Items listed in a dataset
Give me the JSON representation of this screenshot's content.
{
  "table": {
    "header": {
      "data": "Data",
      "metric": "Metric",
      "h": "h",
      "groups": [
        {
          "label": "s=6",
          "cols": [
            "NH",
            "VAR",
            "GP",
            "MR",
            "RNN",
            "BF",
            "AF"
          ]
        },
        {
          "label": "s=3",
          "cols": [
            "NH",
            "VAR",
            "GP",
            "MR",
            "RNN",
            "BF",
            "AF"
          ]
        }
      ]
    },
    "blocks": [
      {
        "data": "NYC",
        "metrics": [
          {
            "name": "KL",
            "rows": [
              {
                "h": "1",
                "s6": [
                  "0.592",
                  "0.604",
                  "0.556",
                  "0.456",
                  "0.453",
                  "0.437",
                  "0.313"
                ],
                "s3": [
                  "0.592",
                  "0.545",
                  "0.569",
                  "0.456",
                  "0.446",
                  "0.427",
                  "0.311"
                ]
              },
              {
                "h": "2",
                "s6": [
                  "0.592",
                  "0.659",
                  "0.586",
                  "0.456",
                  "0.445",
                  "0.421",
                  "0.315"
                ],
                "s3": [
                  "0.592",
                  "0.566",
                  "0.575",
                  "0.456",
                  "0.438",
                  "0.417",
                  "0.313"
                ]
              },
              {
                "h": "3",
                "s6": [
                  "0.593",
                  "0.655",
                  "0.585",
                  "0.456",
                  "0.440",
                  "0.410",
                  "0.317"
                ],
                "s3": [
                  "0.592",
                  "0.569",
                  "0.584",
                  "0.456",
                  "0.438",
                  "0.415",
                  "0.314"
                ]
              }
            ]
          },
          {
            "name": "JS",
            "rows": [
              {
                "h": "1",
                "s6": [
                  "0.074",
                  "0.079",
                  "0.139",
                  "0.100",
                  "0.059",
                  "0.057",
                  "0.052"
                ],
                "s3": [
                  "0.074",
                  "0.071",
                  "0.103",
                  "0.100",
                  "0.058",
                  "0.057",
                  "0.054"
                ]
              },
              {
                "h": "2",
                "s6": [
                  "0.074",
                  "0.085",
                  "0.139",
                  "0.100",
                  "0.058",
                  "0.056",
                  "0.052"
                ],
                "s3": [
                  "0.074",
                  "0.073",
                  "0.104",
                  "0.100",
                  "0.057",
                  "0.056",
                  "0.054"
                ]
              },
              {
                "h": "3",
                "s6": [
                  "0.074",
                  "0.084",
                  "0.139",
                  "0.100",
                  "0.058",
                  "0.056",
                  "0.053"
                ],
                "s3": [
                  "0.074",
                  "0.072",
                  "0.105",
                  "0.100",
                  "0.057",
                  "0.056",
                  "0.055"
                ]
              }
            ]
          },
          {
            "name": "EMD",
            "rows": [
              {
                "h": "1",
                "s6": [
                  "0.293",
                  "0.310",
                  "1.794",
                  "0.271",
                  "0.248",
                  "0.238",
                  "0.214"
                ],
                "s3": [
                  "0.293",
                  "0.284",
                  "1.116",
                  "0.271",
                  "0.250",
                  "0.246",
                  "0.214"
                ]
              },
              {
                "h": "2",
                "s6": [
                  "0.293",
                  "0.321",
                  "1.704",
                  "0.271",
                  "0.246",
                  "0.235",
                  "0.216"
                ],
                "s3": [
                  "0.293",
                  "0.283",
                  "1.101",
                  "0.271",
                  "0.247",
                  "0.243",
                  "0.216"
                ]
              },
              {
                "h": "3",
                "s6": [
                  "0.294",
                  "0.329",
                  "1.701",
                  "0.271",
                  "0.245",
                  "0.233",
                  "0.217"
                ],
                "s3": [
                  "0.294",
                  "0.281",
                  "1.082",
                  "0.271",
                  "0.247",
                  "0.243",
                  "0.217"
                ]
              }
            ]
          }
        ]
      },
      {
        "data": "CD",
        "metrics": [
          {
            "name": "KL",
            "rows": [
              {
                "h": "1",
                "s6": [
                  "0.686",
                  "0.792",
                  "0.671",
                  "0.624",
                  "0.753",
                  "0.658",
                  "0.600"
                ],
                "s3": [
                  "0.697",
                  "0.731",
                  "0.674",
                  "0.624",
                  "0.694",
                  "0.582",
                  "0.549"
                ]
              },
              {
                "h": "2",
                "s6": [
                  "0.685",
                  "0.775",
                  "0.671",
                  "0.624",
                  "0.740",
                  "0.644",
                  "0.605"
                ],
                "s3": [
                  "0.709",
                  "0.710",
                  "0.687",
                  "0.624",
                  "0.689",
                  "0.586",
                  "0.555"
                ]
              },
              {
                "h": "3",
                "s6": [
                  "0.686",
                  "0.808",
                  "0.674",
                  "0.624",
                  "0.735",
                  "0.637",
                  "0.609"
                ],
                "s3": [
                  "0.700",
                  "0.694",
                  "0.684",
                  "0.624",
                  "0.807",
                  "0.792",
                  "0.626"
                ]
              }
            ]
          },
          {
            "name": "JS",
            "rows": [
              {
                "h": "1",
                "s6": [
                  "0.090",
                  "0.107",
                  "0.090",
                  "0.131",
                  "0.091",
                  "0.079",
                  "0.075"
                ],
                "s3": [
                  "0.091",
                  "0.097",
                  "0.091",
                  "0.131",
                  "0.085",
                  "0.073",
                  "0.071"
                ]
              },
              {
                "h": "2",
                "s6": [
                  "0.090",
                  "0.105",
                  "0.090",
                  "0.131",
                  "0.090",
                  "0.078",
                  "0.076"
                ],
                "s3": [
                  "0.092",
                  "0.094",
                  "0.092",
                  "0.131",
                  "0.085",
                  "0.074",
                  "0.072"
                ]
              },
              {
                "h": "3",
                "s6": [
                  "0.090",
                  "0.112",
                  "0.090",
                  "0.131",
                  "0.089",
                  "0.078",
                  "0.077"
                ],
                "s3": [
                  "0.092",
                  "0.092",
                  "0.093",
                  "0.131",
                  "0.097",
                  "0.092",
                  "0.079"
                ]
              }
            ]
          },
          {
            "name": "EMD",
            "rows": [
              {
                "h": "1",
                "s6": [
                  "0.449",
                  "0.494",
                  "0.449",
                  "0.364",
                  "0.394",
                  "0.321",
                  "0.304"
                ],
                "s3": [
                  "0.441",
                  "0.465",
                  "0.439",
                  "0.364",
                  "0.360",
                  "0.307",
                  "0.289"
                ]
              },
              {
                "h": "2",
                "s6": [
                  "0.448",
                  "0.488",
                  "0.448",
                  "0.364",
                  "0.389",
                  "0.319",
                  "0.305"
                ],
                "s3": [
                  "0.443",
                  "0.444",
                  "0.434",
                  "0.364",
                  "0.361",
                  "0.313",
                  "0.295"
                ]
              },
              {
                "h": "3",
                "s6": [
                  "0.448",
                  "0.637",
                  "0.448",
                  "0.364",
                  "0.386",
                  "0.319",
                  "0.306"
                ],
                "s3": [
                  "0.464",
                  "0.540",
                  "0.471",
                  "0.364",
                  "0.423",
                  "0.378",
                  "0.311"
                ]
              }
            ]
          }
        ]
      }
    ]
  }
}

#### TASK TO COMPLETE
Repeat the records above exactly as they appear.

#### CORRECT RESPONSE
Give me the JSON representation of this screenshot's content.
{
  "table": {
    "header": {
      "data": "Data",
      "metric": "Metric",
      "h": "h",
      "groups": [
        {
          "label": "s=6",
          "cols": [
            "NH",
            "VAR",
            "GP",
            "MR",
            "RNN",
            "BF",
            "AF"
          ]
        },
        {
          "label": "s=3",
          "cols": [
            "NH",
            "VAR",
            "GP",
            "MR",
            "RNN",
            "BF",
            "AF"
          ]
        }
      ]
    },
    "blocks": [
      {
        "data": "NYC",
        "metrics": [
          {
            "name": "KL",
            "rows": [
              {
                "h": "1",
                "s6": [
                  "0.592",
                  "0.604",
                  "0.556",
                  "0.456",
                  "0.453",
                  "0.437",
                  "0.313"
                ],
                "s3": [
                  "0.592",
                  "0.545",
                  "0.569",
                  "0.456",
                  "0.446",
                  "0.427",
                  "0.311"
                ]
              },
              {
                "h": "2",
                "s6": [
                  "0.592",
                  "0.659",
                  "0.586",
                  "0.456",
                  "0.445",
                  "0.421",
                  "0.315"
                ],
                "s3": [
                  "0.592",
                  "0.566",
                  "0.575",
                  "0.456",
                  "0.438",
                  "0.417",
                  "0.313"
                ]
              },
              {
                "h": "3",
                "s6": [
                  "0.593",
                  "0.655",
                  "0.585",
                  "0.456",
                  "0.440",
                  "0.410",
                  "0.317"
                ],
                "s3": [
                  "0.592",
                  "0.569",
                  "0.584",
                  "0.456",
                  "0.438",
                  "0.415",
                  "0.314"
                ]
              }
            ]
          },
          {
            "name": "JS",
            "rows": [
              {
                "h": "1",
                "s6": [
                  "0.074",
                  "0.079",
                  "0.139",
                  "0.100",
                  "0.059",
                  "0.057",
                  "0.052"
                ],
                "s3": [
                  "0.074",
                  "0.071",
                  "0.103",
                  "0.100",
                  "0.058",
                  "0.057",
                  "0.054"
                ]
              },
              {
                "h": "2",
                "s6": [
                  "0.074",
                  "0.085",
                  "0.139",
                  "0.100",
                  "0.058",
                  "0.056",
                  "0.052"
                ],
                "s3": [
                  "0.074",
                  "0.073",
                  "0.104",
                  "0.100",
                  "0.057",
                  "0.056",
                  "0.054"
                ]
              },
              {
                "h": "3",
                "s6": [
                  "0.074",
                  "0.084",
                  "0.139",
                  "0.100",
                  "0.058",
                  "0.056",
                  "0.053"
                ],
                "s3": [
                  "0.074",
                  "0.072",
                  "0.105",
                  "0.100",
                  "0.057",
                  "0.056",
                  "0.055"
                ]
              }
            ]
          },
          {
            "name": "EMD",
            "rows": [
              {
                "h": "1",
                "s6": [
                  "0.293",
                  "0.310",
                  "1.794",
                  "0.271",
                  "0.248",
                  "0.238",
                  "0.214"
                ],
                "s3": [
                  "0.293",
                  "0.284",
                  "1.116",
                  "0.271",
                  "0.250",
                  "0.246",
                  "0.214"
                ]
              },
              {
                "h": "2",
                "s6": [
                  "0.293",
                  "0.321",
                  "1.704",
                  "0.271",
                  "0.246",
                  "0.235",
                  "0.216"
                ],
                "s3": [
                  "0.293",
                  "0.283",
                  "1.101",
                  "0.271",
                  "0.247",
                  "0.243",
                  "0.216"
                ]
              },
              {
                "h": "3",
                "s6": [
                  "0.294",
                  "0.329",
                  "1.701",
                  "0.271",
                  "0.245",
                  "0.233",
                  "0.217"
                ],
                "s3": [
                  "0.294",
                  "0.281",
                  "1.082",
                  "0.271",
                  "0.247",
                  "0.243",
                  "0.217"
                ]
              }
            ]
          }
        ]
      },
      {
        "data": "CD",
        "metrics": [
          {
            "name": "KL",
            "rows": [
              {
                "h": "1",
                "s6": [
                  "0.686",
                  "0.792",
                  "0.671",
                  "0.624",
                  "0.753",
                  "0.658",
                  "0.600"
                ],
                "s3": [
                  "0.697",
                  "0.731",
                  "0.674",
                  "0.624",
                  "0.694",
                  "0.582",
                  "0.549"
                ]
              },
              {
                "h": "2",
                "s6": [
                  "0.685",
                  "0.775",
                  "0.671",
                  "0.624",
                  "0.740",
                  "0.644",
                  "0.605"
                ],
                "s3": [
                  "0.709",
                  "0.710",
                  "0.687",
                  "0.624",
                  "0.689",
                  "0.586",
                  "0.555"
                ]
              },
              {
                "h": "3",
                "s6": [
                  "0.686",
                  "0.808",
                  "0.674",
                  "0.624",
                  "0.735",
                  "0.637",
                  "0.609"
                ],
                "s3": [
                  "0.700",
                  "0.694",
                  "0.684",
                  "0.624",
                  "0.807",
                  "0.792",
                  "0.626"
                ]
              }
            ]
          },
          {
            "name": "JS",
            "rows": [
              {
                "h": "1",
                "s6": [
                  "0.090",
                  "0.107",
                  "0.090",
                  "0.131",
                  "0.091",
                  "0.079",
                  "0.075"
                ],
                "s3": [
                  "0.091",
                  "0.097",
                  "0.091",
                  "0.131",
                  "0.085",
                  "0.073",
                  "0.071"
                ]
              },
              {
                "h": "2",
                "s6": [
                  "0.090",
                  "0.105",
                  "0.090",
                  "0.131",
                  "0.090",
                  "0.078",
                  "0.076"
                ],
                "s3": [
                  "0.092",
                  "0.094",
                  "0.092",
                  "0.131",
                  "0.085",
                  "0.074",
                  "0.072"
                ]
              },
              {
                "h": "3",
                "s6": [
                  "0.090",
                  "0.112",
                  "0.090",
                  "0.131",
                  "0.089",
                  "0.078",
                  "0.077"
                ],
                "s3": [
                  "0.092",
                  "0.092",
                  "0.093",
                  "0.131",
                  "0.097",
                  "0.092",
                  "0.079"
                ]
              }
            ]
          },
          {
            "name": "EMD",
            "rows": [
              {
                "h": "1",
                "s6": [
                  "0.449",
                  "0.494",
                  "0.449",
                  "0.364",
                  "0.394",
                  "0.321",
                  "0.304"
                ],
                "s3": [
                  "0.441",
                  "0.465",
                  "0.439",
                  "0.364",
                  "0.360",
                  "0.307",
                  "0.289"
                ]
              },
              {
                "h": "2",
                "s6": [
                  "0.448",
                  "0.488",
                  "0.448",
                  "0.364",
                  "0.389",
                  "0.319",
                  "0.305"
                ],
                "s3": [
                  "0.443",
                  "0.444",
                  "0.434",
                  "0.364",
                  "0.361",
                  "0.313",
                  "0.295"
                ]
              },
              {
                "h": "3",
                "s6": [
                  "0.448",
                  "0.637",
                  "0.448",
                  "0.364",
                  "0.386",
                  "0.319",
                  "0.306"
                ],
                "s3": [
                  "0.464",
                  "0.540",
                  "0.471",
                  "0.364",
                  "0.423",
                  "0.378",
                  "0.311"
                ]
              }
            ]
          }
        ]
      }
    ]
  }
}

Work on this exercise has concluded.